Without the images, print all the entries below exactly as given.
**********
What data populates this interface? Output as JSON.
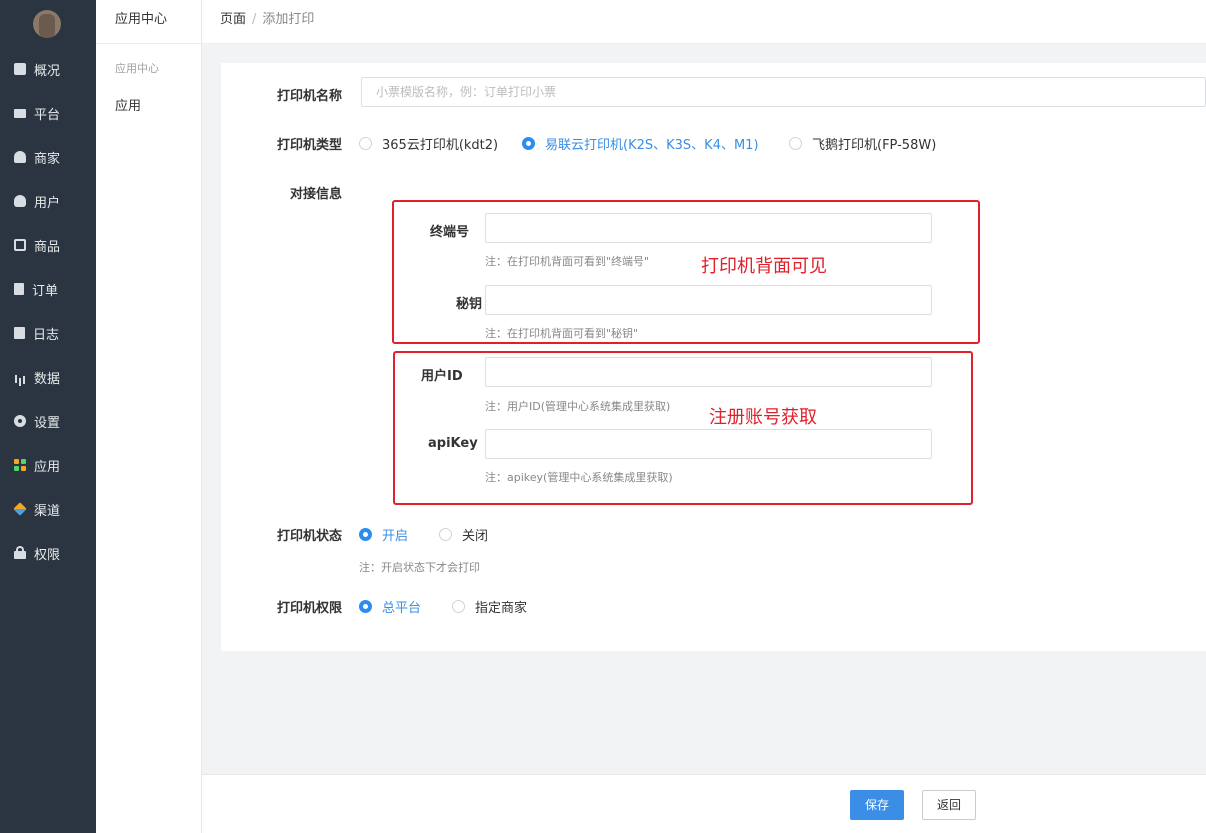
{
  "nav": [
    {
      "label": "概况",
      "icon": "dashboard-icon"
    },
    {
      "label": "平台",
      "icon": "monitor-icon"
    },
    {
      "label": "商家",
      "icon": "shop-icon"
    },
    {
      "label": "用户",
      "icon": "user-icon"
    },
    {
      "label": "商品",
      "icon": "goods-icon"
    },
    {
      "label": "订单",
      "icon": "order-icon"
    },
    {
      "label": "日志",
      "icon": "log-icon"
    },
    {
      "label": "数据",
      "icon": "chart-icon"
    },
    {
      "label": "设置",
      "icon": "gear-icon"
    },
    {
      "label": "应用",
      "icon": "apps-icon"
    },
    {
      "label": "渠道",
      "icon": "cube-icon"
    },
    {
      "label": "权限",
      "icon": "lock-icon"
    }
  ],
  "sub": {
    "title": "应用中心",
    "group": "应用中心",
    "item": "应用"
  },
  "breadcrumb": {
    "root": "页面",
    "separator": "/",
    "current": "添加打印"
  },
  "form": {
    "name_label": "打印机名称",
    "name_placeholder": "小票模版名称，例：订单打印小票",
    "type_label": "打印机类型",
    "type_options": [
      "365云打印机(kdt2)",
      "易联云打印机(K2S、K3S、K4、M1)",
      "飞鹅打印机(FP-58W)"
    ],
    "type_selected": 1,
    "docking_label": "对接信息",
    "terminal_label": "终端号",
    "terminal_note": "注：在打印机背面可看到\"终端号\"",
    "secret_label": "秘钥",
    "secret_note": "注：在打印机背面可看到\"秘钥\"",
    "userid_label": "用户ID",
    "userid_note": "注：用户ID(管理中心系统集成里获取)",
    "apikey_label": "apiKey",
    "apikey_note": "注：apikey(管理中心系统集成里获取)",
    "status_label": "打印机状态",
    "status_options": [
      "开启",
      "关闭"
    ],
    "status_selected": 0,
    "status_note": "注：开启状态下才会打印",
    "perm_label": "打印机权限",
    "perm_options": [
      "总平台",
      "指定商家"
    ],
    "perm_selected": 0
  },
  "annotations": {
    "box1_text": "打印机背面可见",
    "box2_text": "注册账号获取",
    "color": "#e0202a"
  },
  "buttons": {
    "save": "保存",
    "back": "返回"
  },
  "colors": {
    "sidebar": "#2b3541",
    "primary": "#3a8ee6"
  }
}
**********
RIGHT ANSWER:
What data populates this interface? Output as JSON.
{
  "nav": [
    {
      "label": "概况",
      "icon": "dashboard-icon"
    },
    {
      "label": "平台",
      "icon": "monitor-icon"
    },
    {
      "label": "商家",
      "icon": "shop-icon"
    },
    {
      "label": "用户",
      "icon": "user-icon"
    },
    {
      "label": "商品",
      "icon": "goods-icon"
    },
    {
      "label": "订单",
      "icon": "order-icon"
    },
    {
      "label": "日志",
      "icon": "log-icon"
    },
    {
      "label": "数据",
      "icon": "chart-icon"
    },
    {
      "label": "设置",
      "icon": "gear-icon"
    },
    {
      "label": "应用",
      "icon": "apps-icon"
    },
    {
      "label": "渠道",
      "icon": "cube-icon"
    },
    {
      "label": "权限",
      "icon": "lock-icon"
    }
  ],
  "sub": {
    "title": "应用中心",
    "group": "应用中心",
    "item": "应用"
  },
  "breadcrumb": {
    "root": "页面",
    "separator": "/",
    "current": "添加打印"
  },
  "form": {
    "name_label": "打印机名称",
    "name_placeholder": "小票模版名称，例：订单打印小票",
    "type_label": "打印机类型",
    "type_options": [
      "365云打印机(kdt2)",
      "易联云打印机(K2S、K3S、K4、M1)",
      "飞鹅打印机(FP-58W)"
    ],
    "type_selected": 1,
    "docking_label": "对接信息",
    "terminal_label": "终端号",
    "terminal_note": "注：在打印机背面可看到\"终端号\"",
    "secret_label": "秘钥",
    "secret_note": "注：在打印机背面可看到\"秘钥\"",
    "userid_label": "用户ID",
    "userid_note": "注：用户ID(管理中心系统集成里获取)",
    "apikey_label": "apiKey",
    "apikey_note": "注：apikey(管理中心系统集成里获取)",
    "status_label": "打印机状态",
    "status_options": [
      "开启",
      "关闭"
    ],
    "status_selected": 0,
    "status_note": "注：开启状态下才会打印",
    "perm_label": "打印机权限",
    "perm_options": [
      "总平台",
      "指定商家"
    ],
    "perm_selected": 0
  },
  "annotations": {
    "box1_text": "打印机背面可见",
    "box2_text": "注册账号获取",
    "color": "#e0202a"
  },
  "buttons": {
    "save": "保存",
    "back": "返回"
  },
  "colors": {
    "sidebar": "#2b3541",
    "primary": "#3a8ee6"
  }
}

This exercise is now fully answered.